(Dataset records)
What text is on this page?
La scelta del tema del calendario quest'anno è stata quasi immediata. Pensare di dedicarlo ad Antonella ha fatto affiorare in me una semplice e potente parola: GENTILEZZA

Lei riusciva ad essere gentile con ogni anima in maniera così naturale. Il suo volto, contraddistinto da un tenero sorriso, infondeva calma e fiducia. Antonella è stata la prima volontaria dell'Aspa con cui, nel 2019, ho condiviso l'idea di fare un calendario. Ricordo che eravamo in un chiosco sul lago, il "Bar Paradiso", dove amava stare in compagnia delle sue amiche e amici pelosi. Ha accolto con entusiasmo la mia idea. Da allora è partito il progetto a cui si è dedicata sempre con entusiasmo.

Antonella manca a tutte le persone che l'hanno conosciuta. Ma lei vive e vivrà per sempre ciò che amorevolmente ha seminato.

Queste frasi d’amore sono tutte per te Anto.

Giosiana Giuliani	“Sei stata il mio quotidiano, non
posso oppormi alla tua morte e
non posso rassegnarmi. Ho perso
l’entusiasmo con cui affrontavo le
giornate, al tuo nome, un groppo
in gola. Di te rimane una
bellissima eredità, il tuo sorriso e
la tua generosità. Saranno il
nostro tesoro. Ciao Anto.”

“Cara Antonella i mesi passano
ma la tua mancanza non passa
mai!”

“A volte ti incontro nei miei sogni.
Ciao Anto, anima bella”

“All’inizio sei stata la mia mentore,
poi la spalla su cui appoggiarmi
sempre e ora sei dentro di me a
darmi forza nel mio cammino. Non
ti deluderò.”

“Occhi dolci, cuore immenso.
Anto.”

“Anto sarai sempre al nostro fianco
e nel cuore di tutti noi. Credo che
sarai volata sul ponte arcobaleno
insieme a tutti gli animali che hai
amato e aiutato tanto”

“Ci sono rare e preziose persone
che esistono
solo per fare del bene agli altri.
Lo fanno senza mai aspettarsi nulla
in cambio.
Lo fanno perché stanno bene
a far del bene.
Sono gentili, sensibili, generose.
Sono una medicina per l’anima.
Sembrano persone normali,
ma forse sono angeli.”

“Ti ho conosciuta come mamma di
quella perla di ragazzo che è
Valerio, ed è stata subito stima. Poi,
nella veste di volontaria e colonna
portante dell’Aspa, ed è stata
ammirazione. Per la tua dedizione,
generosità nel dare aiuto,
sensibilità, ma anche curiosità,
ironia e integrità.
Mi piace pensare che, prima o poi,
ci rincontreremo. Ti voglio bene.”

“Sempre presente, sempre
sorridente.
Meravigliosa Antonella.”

AIM OF THE EXERCISE: Go through the listing and copy all of it exactly.

THE OUTPUT:
What text is on this page?
La scelta del tema del calendario quest'anno è stata quasi immediata. Pensare di dedicarlo ad Antonella ha fatto affiorare in me una semplice e potente parola: GENTILEZZA

Lei riusciva ad essere gentile con ogni anima in maniera così naturale. Il suo volto, contraddistinto da un tenero sorriso, infondeva calma e fiducia. Antonella è stata la prima volontaria dell'Aspa con cui, nel 2019, ho condiviso l'idea di fare un calendario. Ricordo che eravamo in un chiosco sul lago, il "Bar Paradiso", dove amava stare in compagnia delle sue amiche e amici pelosi. Ha accolto con entusiasmo la mia idea. Da allora è partito il progetto a cui si è dedicata sempre con entusiasmo.

Antonella manca a tutte le persone che l'hanno conosciuta. Ma lei vive e vivrà per sempre ciò che amorevolmente ha seminato.

Queste frasi d’amore sono tutte per te Anto.

Giosiana Giuliani	“Sei stata il mio quotidiano, non
posso oppormi alla tua morte e
non posso rassegnarmi. Ho perso
l’entusiasmo con cui affrontavo le
giornate, al tuo nome, un groppo
in gola. Di te rimane una
bellissima eredità, il tuo sorriso e
la tua generosità. Saranno il
nostro tesoro. Ciao Anto.”

“Cara Antonella i mesi passano
ma la tua mancanza non passa
mai!”

“A volte ti incontro nei miei sogni.
Ciao Anto, anima bella”

“All’inizio sei stata la mia mentore,
poi la spalla su cui appoggiarmi
sempre e ora sei dentro di me a
darmi forza nel mio cammino. Non
ti deluderò.”

“Occhi dolci, cuore immenso.
Anto.”

“Anto sarai sempre al nostro fianco
e nel cuore di tutti noi. Credo che
sarai volata sul ponte arcobaleno
insieme a tutti gli animali che hai
amato e aiutato tanto”

“Ci sono rare e preziose persone
che esistono
solo per fare del bene agli altri.
Lo fanno senza mai aspettarsi nulla
in cambio.
Lo fanno perché stanno bene
a far del bene.
Sono gentili, sensibili, generose.
Sono una medicina per l’anima.
Sembrano persone normali,
ma forse sono angeli.”

“Ti ho conosciuta come mamma di
quella perla di ragazzo che è
Valerio, ed è stata subito stima. Poi,
nella veste di volontaria e colonna
portante dell’Aspa, ed è stata
ammirazione. Per la tua dedizione,
generosità nel dare aiuto,
sensibilità, ma anche curiosità,
ironia e integrità.
Mi piace pensare che, prima o poi,
ci rincontreremo. Ti voglio bene.”

“Sempre presente, sempre
sorridente.
Meravigliosa Antonella.”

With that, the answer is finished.